§ **YOUR INSTRUCTIONS**
Filter out everything except lines holding "JSON".

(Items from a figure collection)

──────────────────────────────

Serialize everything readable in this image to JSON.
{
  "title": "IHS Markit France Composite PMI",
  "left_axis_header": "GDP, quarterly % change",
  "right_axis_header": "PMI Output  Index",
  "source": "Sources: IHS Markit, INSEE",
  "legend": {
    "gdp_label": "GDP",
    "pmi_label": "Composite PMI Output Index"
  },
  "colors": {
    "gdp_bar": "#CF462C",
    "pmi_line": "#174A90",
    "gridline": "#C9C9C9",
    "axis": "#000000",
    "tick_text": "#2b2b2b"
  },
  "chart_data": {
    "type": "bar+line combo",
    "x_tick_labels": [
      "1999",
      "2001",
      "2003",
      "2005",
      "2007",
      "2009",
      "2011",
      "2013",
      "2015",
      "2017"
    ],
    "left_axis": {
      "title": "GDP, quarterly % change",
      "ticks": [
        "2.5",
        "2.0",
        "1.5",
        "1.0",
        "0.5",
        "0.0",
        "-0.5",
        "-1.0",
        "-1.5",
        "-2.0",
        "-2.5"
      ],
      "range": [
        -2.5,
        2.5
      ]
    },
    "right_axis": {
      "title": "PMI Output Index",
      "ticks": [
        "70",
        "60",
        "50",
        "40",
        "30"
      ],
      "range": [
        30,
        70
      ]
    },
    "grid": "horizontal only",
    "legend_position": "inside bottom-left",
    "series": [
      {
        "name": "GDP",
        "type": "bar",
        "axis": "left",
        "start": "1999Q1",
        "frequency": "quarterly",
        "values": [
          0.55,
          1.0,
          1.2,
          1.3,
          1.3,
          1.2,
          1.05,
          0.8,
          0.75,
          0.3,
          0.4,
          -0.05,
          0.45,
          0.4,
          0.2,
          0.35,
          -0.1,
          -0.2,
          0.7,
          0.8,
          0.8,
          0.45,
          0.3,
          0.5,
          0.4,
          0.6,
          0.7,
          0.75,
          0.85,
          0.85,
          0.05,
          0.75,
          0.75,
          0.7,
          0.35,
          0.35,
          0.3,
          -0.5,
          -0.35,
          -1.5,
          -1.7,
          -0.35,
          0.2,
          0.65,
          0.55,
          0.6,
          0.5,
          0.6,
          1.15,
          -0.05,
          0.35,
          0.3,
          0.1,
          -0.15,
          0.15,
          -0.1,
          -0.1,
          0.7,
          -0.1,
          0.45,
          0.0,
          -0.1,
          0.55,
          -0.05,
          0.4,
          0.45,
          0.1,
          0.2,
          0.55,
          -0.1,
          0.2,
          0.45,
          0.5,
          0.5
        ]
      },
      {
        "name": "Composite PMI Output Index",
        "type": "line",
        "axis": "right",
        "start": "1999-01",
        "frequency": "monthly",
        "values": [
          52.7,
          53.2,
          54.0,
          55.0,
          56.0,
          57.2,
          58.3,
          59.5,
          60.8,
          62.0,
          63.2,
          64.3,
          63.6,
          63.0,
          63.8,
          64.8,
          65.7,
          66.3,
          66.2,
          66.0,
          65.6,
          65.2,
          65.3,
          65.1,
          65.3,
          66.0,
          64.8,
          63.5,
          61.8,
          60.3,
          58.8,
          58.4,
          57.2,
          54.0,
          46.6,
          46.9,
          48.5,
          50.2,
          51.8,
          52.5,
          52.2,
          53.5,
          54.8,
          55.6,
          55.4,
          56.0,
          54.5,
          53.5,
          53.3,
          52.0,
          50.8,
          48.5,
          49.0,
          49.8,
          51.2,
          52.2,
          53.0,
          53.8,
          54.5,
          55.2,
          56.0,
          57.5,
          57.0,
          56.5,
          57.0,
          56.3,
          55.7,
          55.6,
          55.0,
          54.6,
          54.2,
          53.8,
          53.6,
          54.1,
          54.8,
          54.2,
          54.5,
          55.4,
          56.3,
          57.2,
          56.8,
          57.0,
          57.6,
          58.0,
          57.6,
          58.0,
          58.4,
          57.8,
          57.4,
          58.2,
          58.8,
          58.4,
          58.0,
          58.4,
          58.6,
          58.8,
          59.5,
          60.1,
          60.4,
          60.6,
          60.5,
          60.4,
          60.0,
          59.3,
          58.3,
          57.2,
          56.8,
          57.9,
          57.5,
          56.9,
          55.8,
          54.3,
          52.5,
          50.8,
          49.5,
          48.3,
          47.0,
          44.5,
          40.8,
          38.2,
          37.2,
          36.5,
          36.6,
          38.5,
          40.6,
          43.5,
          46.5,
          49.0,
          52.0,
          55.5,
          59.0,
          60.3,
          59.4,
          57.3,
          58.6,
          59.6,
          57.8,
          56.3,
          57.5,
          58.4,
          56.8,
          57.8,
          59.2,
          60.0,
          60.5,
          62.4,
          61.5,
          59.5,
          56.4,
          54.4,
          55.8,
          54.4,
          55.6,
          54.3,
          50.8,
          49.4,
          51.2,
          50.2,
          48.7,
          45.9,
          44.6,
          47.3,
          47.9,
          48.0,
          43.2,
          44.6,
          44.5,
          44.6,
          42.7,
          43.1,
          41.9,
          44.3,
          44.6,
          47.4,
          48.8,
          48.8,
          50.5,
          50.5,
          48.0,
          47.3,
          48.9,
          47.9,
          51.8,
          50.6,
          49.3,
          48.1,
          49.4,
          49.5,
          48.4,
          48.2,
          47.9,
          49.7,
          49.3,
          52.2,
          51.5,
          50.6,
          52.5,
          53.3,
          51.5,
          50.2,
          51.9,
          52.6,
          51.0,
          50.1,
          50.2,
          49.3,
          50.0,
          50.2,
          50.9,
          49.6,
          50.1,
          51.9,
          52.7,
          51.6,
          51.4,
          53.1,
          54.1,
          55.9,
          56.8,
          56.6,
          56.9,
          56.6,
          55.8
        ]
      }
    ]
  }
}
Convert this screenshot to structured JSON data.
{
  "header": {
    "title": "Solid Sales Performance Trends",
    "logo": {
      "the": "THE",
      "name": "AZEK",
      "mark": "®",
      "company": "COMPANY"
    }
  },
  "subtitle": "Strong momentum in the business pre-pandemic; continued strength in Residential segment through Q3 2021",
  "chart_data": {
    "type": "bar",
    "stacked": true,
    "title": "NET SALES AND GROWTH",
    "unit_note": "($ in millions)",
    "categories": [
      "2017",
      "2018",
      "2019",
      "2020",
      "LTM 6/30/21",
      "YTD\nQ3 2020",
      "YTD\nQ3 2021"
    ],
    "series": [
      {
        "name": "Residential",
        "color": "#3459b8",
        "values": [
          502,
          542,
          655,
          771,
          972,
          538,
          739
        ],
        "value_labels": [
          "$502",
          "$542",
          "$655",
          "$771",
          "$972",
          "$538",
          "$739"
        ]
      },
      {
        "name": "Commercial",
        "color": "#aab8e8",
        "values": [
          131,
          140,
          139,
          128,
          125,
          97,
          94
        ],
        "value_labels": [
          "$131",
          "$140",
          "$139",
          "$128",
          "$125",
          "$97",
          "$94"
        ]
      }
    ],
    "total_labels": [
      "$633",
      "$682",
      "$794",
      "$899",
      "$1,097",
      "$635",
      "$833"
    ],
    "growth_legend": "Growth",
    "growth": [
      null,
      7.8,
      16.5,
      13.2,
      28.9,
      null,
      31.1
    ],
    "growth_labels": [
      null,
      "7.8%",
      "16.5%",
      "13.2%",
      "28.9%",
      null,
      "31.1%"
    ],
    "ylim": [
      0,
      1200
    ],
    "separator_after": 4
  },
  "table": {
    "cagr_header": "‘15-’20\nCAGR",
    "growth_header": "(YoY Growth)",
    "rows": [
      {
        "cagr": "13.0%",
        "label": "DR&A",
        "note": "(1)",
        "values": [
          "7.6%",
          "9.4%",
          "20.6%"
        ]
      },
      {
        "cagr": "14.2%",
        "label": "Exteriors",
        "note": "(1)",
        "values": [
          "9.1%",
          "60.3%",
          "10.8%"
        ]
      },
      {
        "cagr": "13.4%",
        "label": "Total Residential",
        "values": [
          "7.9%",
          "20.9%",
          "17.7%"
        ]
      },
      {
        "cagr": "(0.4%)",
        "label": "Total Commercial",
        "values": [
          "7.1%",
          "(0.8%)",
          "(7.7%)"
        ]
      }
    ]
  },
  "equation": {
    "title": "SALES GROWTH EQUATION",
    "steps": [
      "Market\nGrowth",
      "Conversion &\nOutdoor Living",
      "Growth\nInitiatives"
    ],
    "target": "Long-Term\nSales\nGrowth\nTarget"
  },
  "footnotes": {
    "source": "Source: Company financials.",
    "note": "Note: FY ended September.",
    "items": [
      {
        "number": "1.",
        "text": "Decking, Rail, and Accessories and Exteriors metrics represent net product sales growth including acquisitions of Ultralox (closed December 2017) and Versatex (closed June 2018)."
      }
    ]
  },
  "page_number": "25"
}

──────────────────────────────

§ **OUTPUT FOR THIS TASK**
Serialize everything readable in this image to JSON.
Convert this screenshot to structured JSON data.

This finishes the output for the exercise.